§ Data for this task
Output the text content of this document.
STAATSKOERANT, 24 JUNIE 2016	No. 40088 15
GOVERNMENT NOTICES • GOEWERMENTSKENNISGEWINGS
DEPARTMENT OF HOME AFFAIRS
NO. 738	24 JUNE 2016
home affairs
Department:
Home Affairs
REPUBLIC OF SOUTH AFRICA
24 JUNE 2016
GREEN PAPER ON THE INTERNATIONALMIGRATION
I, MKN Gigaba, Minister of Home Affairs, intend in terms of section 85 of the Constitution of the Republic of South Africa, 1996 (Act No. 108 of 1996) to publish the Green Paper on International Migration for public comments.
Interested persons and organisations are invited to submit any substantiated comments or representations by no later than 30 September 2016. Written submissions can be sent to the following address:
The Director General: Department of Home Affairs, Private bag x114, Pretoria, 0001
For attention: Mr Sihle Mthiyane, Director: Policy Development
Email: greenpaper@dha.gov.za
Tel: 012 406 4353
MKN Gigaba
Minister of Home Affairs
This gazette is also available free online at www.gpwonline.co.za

§ Problem to solve
Please set down the whole listing above without altering a single line.

§ Result of the exercise
Output the text content of this document.
STAATSKOERANT, 24 JUNIE 2016	No. 40088 15
GOVERNMENT NOTICES • GOEWERMENTSKENNISGEWINGS
DEPARTMENT OF HOME AFFAIRS
NO. 738	24 JUNE 2016
home affairs
Department:
Home Affairs
REPUBLIC OF SOUTH AFRICA
24 JUNE 2016
GREEN PAPER ON THE INTERNATIONALMIGRATION
I, MKN Gigaba, Minister of Home Affairs, intend in terms of section 85 of the Constitution of the Republic of South Africa, 1996 (Act No. 108 of 1996) to publish the Green Paper on International Migration for public comments.
Interested persons and organisations are invited to submit any substantiated comments or representations by no later than 30 September 2016. Written submissions can be sent to the following address:
The Director General: Department of Home Affairs, Private bag x114, Pretoria, 0001
For attention: Mr Sihle Mthiyane, Director: Policy Development
Email: greenpaper@dha.gov.za
Tel: 012 406 4353
MKN Gigaba
Minister of Home Affairs
This gazette is also available free online at www.gpwonline.co.za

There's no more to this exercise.